### Stated task
Make an exact copy of the records, dropping all pictures.

### The input
• • • • • • •

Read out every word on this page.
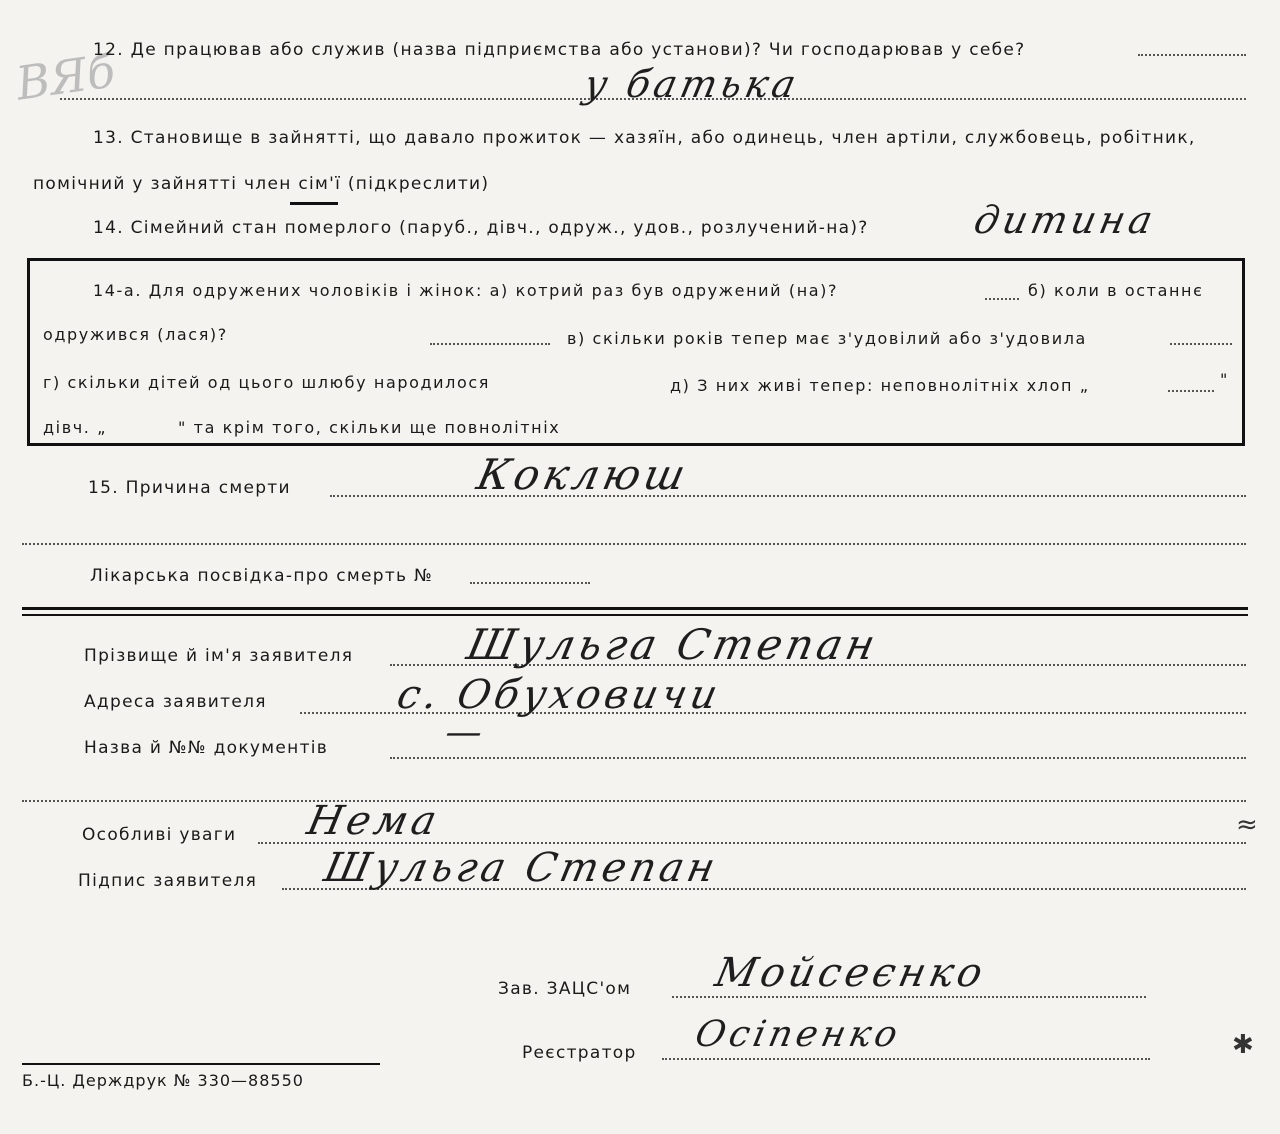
ВЯб
12. Де працював або служив (назва підприємства або установи)? Чи господарював у себе?
у батька
13. Становище в зайнятті, що давало прожиток — хазяїн, або одинець, член артіли, службовець, робітник,
помічний у зайнятті член сім'ї (підкреслити)
14. Сімейний стан померлого (паруб., дівч., одруж., удов., розлучений-на)?	дитина
14-а. Для одружених чоловіків і жінок: а) котрий раз був одружений (на)?	б) коли в останнє
одружився (лася)?	в) скільки років тепер має з'удовілий або з'удовила
г) скільки дітей од цього шлюбу народилося	д) З них живі тепер: неповнолітніх хлоп „	"
дівч. „	" та крім того, скільки ще повнолітніх
15. Причина смерти	Коклюш
Лікарська посвідка-про смерть №
Прізвище й ім'я заявителя	Шульга Степан
Адреса заявителя	с. Обуховичи
Назва й №№ документів	—
Особливі уваги Нема
Підпис заявителя Шульга Степан
Зав. ЗАЦС'ом Мойсеєнко
Реєстратор Осіпенко
≈
✱
Б.-Ц. Держдрук № 330—88550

• • • • • • •

### Completed task
Read out every word on this page.
ВЯб
12. Де працював або служив (назва підприємства або установи)? Чи господарював у себе?
у батька
13. Становище в зайнятті, що давало прожиток — хазяїн, або одинець, член артіли, службовець, робітник,
помічний у зайнятті член сім'ї (підкреслити)
14. Сімейний стан померлого (паруб., дівч., одруж., удов., розлучений-на)?	дитина
14-а. Для одружених чоловіків і жінок: а) котрий раз був одружений (на)?	б) коли в останнє
одружився (лася)?	в) скільки років тепер має з'удовілий або з'удовила
г) скільки дітей од цього шлюбу народилося	д) З них живі тепер: неповнолітніх хлоп „	"
дівч. „	" та крім того, скільки ще повнолітніх
15. Причина смерти	Коклюш
Лікарська посвідка-про смерть №
Прізвище й ім'я заявителя	Шульга Степан
Адреса заявителя	с. Обуховичи
Назва й №№ документів	—
Особливі уваги Нема
Підпис заявителя Шульга Степан
Зав. ЗАЦС'ом Мойсеєнко
Реєстратор Осіпенко
≈
✱
Б.-Ц. Держдрук № 330—88550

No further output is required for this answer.